### To do
Write the material out again in full, word for word. Do not include the pictures.
┄┄┄┄┄┄
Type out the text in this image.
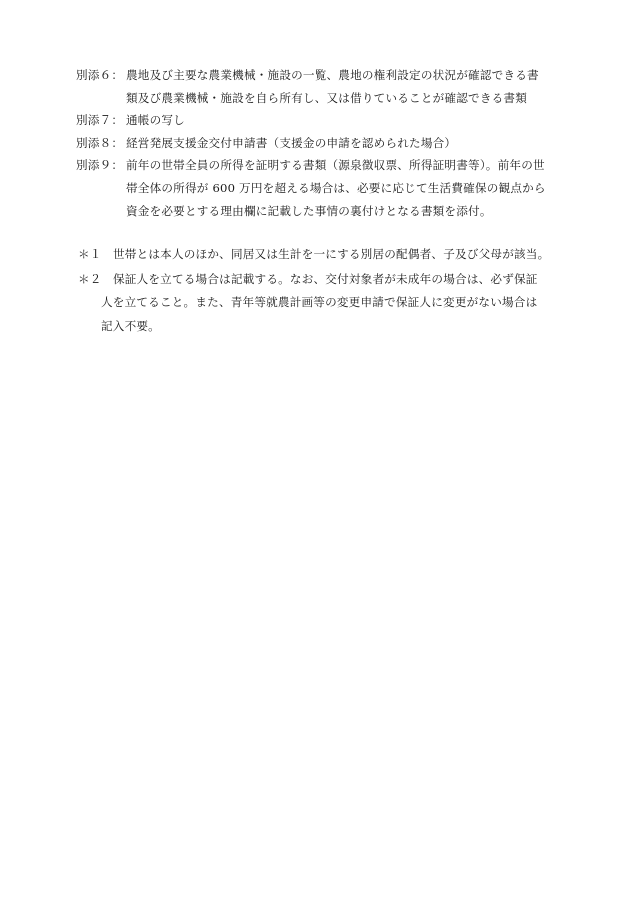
別添６： 農地及び主要な農業機械・施設の一覧、農地の権利設定の状況が確認できる書
類及び農業機械・施設を自ら所有し、又は借りていることが確認できる書類
別添７： 通帳の写し
別添８： 経営発展支援金交付申請書（支援金の申請を認められた場合）
別添９： 前年の世帯全員の所得を証明する書類（源泉徴収票、所得証明書等）。前年の世
帯全体の所得が 600 万円を超える場合は、必要に応じて生活費確保の観点から
資金を必要とする理由欄に記載した事情の裏付けとなる書類を添付。
＊１ 世帯とは本人のほか、同居又は生計を一にする別居の配偶者、子及び父母が該当。
＊２ 保証人を立てる場合は記載する。なお、交付対象者が未成年の場合は、必ず保証
人を立てること。また、青年等就農計画等の変更申請で保証人に変更がない場合は
記入不要。
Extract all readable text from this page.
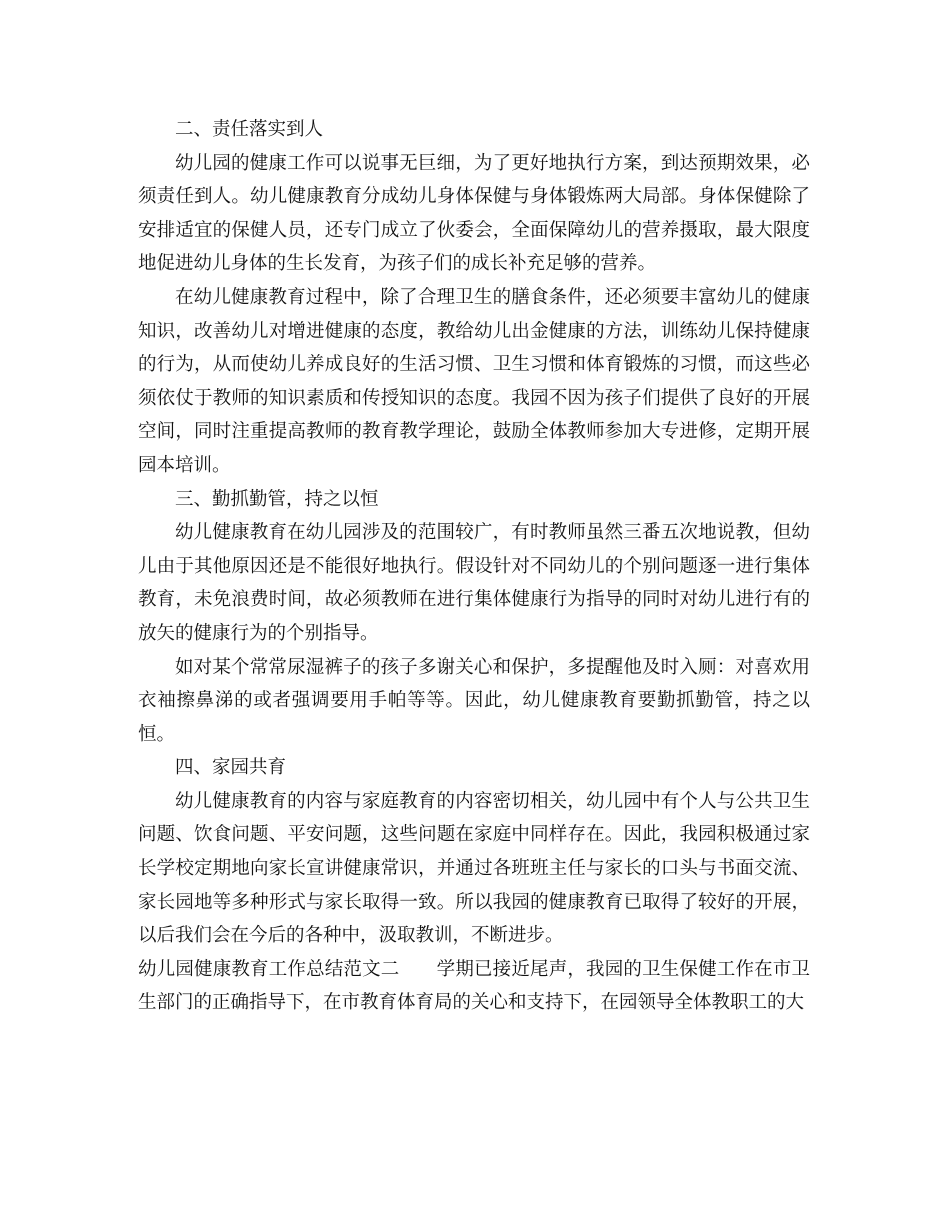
二、责任落实到人

幼儿园的健康工作可以说事无巨细，为了更好地执行方案，到达预期效果，必须责任到人。幼儿健康教育分成幼儿身体保健与身体锻炼两大局部。身体保健除了安排适宜的保健人员，还专门成立了伙委会，全面保障幼儿的营养摄取，最大限度地促进幼儿身体的生长发育，为孩子们的成长补充足够的营养。

在幼儿健康教育过程中，除了合理卫生的膳食条件，还必须要丰富幼儿的健康知识，改善幼儿对增进健康的态度，教给幼儿出金健康的方法，训练幼儿保持健康的行为，从而使幼儿养成良好的生活习惯、卫生习惯和体育锻炼的习惯，而这些必须依仗于教师的知识素质和传授知识的态度。我园不因为孩子们提供了良好的开展空间，同时注重提高教师的教育教学理论，鼓励全体教师参加大专进修，定期开展园本培训。

三、勤抓勤管，持之以恒

幼儿健康教育在幼儿园涉及的范围较广，有时教师虽然三番五次地说教，但幼儿由于其他原因还是不能很好地执行。假设针对不同幼儿的个别问题逐一进行集体教育，未免浪费时间，故必须教师在进行集体健康行为指导的同时对幼儿进行有的放矢的健康行为的个别指导。

如对某个常常尿湿裤子的孩子多谢关心和保护，多提醒他及时入厕：对喜欢用衣袖擦鼻涕的或者强调要用手帕等等。因此，幼儿健康教育要勤抓勤管，持之以恒。

四、家园共育

幼儿健康教育的内容与家庭教育的内容密切相关，幼儿园中有个人与公共卫生问题、饮食问题、平安问题，这些问题在家庭中同样存在。因此，我园积极通过家长学校定期地向家长宣讲健康常识，并通过各班班主任与家长的口头与书面交流、家长园地等多种形式与家长取得一致。所以我园的健康教育已取得了较好的开展，以后我们会在今后的各种中，汲取教训，不断进步。

幼儿园健康教育工作总结范文二 学期已接近尾声，我园的卫生保健工作在市卫生部门的正确指导下，在市教育体育局的关心和支持下，在园领导全体教职工的大
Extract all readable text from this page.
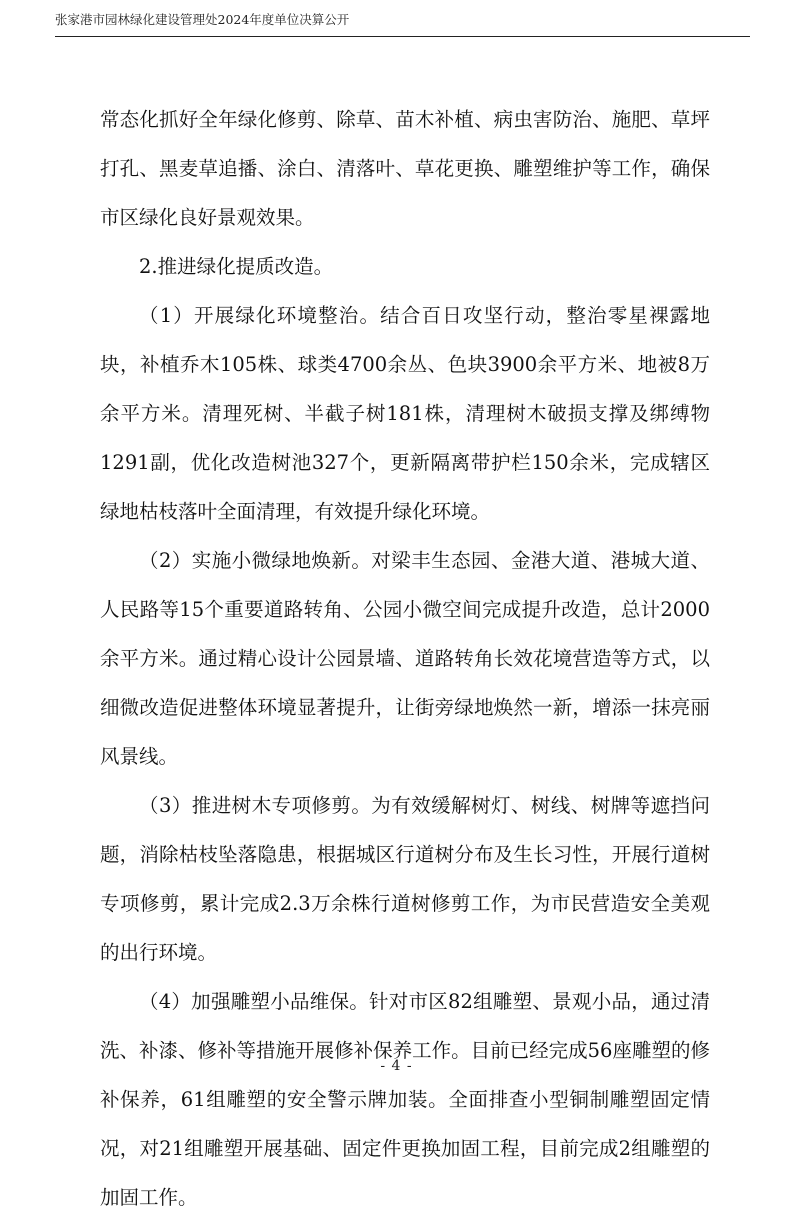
张家港市园林绿化建设管理处2024年度单位决算公开

常态化抓好全年绿化修剪、除草、苗木补植、病虫害防治、施肥、草坪打孔、黑麦草追播、涂白、清落叶、草花更换、雕塑维护等工作，确保市区绿化良好景观效果。

2.推进绿化提质改造。

（1）开展绿化环境整治。结合百日攻坚行动，整治零星裸露地块，补植乔木105株、球类4700余丛、色块3900余平方米、地被8万余平方米。清理死树、半截子树181株，清理树木破损支撑及绑缚物1291副，优化改造树池327个，更新隔离带护栏150余米，完成辖区绿地枯枝落叶全面清理，有效提升绿化环境。

（2）实施小微绿地焕新。对梁丰生态园、金港大道、港城大道、人民路等15个重要道路转角、公园小微空间完成提升改造，总计2000余平方米。通过精心设计公园景墙、道路转角长效花境营造等方式，以细微改造促进整体环境显著提升，让街旁绿地焕然一新，增添一抹亮丽风景线。

（3）推进树木专项修剪。为有效缓解树灯、树线、树牌等遮挡问题，消除枯枝坠落隐患，根据城区行道树分布及生长习性，开展行道树专项修剪，累计完成2.3万余株行道树修剪工作，为市民营造安全美观的出行环境。

（4）加强雕塑小品维保。针对市区82组雕塑、景观小品，通过清洗、补漆、修补等措施开展修补保养工作。目前已经完成56座雕塑的修补保养，61组雕塑的安全警示牌加装。全面排查小型铜制雕塑固定情况，对21组雕塑开展基础、固定件更换加固工程，目前完成2组雕塑的加固工作。

- 4 -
┄┄┄┄┄┄
### Output for this task
Type out the text in this image.
別添６： 農地及び主要な農業機械・施設の一覧、農地の権利設定の状況が確認できる書
類及び農業機械・施設を自ら所有し、又は借りていることが確認できる書類
別添７： 通帳の写し
別添８： 経営発展支援金交付申請書（支援金の申請を認められた場合）
別添９： 前年の世帯全員の所得を証明する書類（源泉徴収票、所得証明書等）。前年の世
帯全体の所得が 600 万円を超える場合は、必要に応じて生活費確保の観点から
資金を必要とする理由欄に記載した事情の裏付けとなる書類を添付。
＊１ 世帯とは本人のほか、同居又は生計を一にする別居の配偶者、子及び父母が該当。
＊２ 保証人を立てる場合は記載する。なお、交付対象者が未成年の場合は、必ず保証
人を立てること。また、青年等就農計画等の変更申請で保証人に変更がない場合は
記入不要。
Extract all readable text from this page.
二、责任落实到人

幼儿园的健康工作可以说事无巨细，为了更好地执行方案，到达预期效果，必须责任到人。幼儿健康教育分成幼儿身体保健与身体锻炼两大局部。身体保健除了安排适宜的保健人员，还专门成立了伙委会，全面保障幼儿的营养摄取，最大限度地促进幼儿身体的生长发育，为孩子们的成长补充足够的营养。

在幼儿健康教育过程中，除了合理卫生的膳食条件，还必须要丰富幼儿的健康知识，改善幼儿对增进健康的态度，教给幼儿出金健康的方法，训练幼儿保持健康的行为，从而使幼儿养成良好的生活习惯、卫生习惯和体育锻炼的习惯，而这些必须依仗于教师的知识素质和传授知识的态度。我园不因为孩子们提供了良好的开展空间，同时注重提高教师的教育教学理论，鼓励全体教师参加大专进修，定期开展园本培训。

三、勤抓勤管，持之以恒

幼儿健康教育在幼儿园涉及的范围较广，有时教师虽然三番五次地说教，但幼儿由于其他原因还是不能很好地执行。假设针对不同幼儿的个别问题逐一进行集体教育，未免浪费时间，故必须教师在进行集体健康行为指导的同时对幼儿进行有的放矢的健康行为的个别指导。

如对某个常常尿湿裤子的孩子多谢关心和保护，多提醒他及时入厕：对喜欢用衣袖擦鼻涕的或者强调要用手帕等等。因此，幼儿健康教育要勤抓勤管，持之以恒。

四、家园共育

幼儿健康教育的内容与家庭教育的内容密切相关，幼儿园中有个人与公共卫生问题、饮食问题、平安问题，这些问题在家庭中同样存在。因此，我园积极通过家长学校定期地向家长宣讲健康常识，并通过各班班主任与家长的口头与书面交流、家长园地等多种形式与家长取得一致。所以我园的健康教育已取得了较好的开展，以后我们会在今后的各种中，汲取教训，不断进步。

幼儿园健康教育工作总结范文二 学期已接近尾声，我园的卫生保健工作在市卫生部门的正确指导下，在市教育体育局的关心和支持下，在园领导全体教职工的大
Extract all readable text from this page.
张家港市园林绿化建设管理处2024年度单位决算公开

常态化抓好全年绿化修剪、除草、苗木补植、病虫害防治、施肥、草坪打孔、黑麦草追播、涂白、清落叶、草花更换、雕塑维护等工作，确保市区绿化良好景观效果。

2.推进绿化提质改造。

（1）开展绿化环境整治。结合百日攻坚行动，整治零星裸露地块，补植乔木105株、球类4700余丛、色块3900余平方米、地被8万余平方米。清理死树、半截子树181株，清理树木破损支撑及绑缚物1291副，优化改造树池327个，更新隔离带护栏150余米，完成辖区绿地枯枝落叶全面清理，有效提升绿化环境。

（2）实施小微绿地焕新。对梁丰生态园、金港大道、港城大道、人民路等15个重要道路转角、公园小微空间完成提升改造，总计2000余平方米。通过精心设计公园景墙、道路转角长效花境营造等方式，以细微改造促进整体环境显著提升，让街旁绿地焕然一新，增添一抹亮丽风景线。

（3）推进树木专项修剪。为有效缓解树灯、树线、树牌等遮挡问题，消除枯枝坠落隐患，根据城区行道树分布及生长习性，开展行道树专项修剪，累计完成2.3万余株行道树修剪工作，为市民营造安全美观的出行环境。

（4）加强雕塑小品维保。针对市区82组雕塑、景观小品，通过清洗、补漆、修补等措施开展修补保养工作。目前已经完成56座雕塑的修补保养，61组雕塑的安全警示牌加装。全面排查小型铜制雕塑固定情况，对21组雕塑开展基础、固定件更换加固工程，目前完成2组雕塑的加固工作。

- 4 -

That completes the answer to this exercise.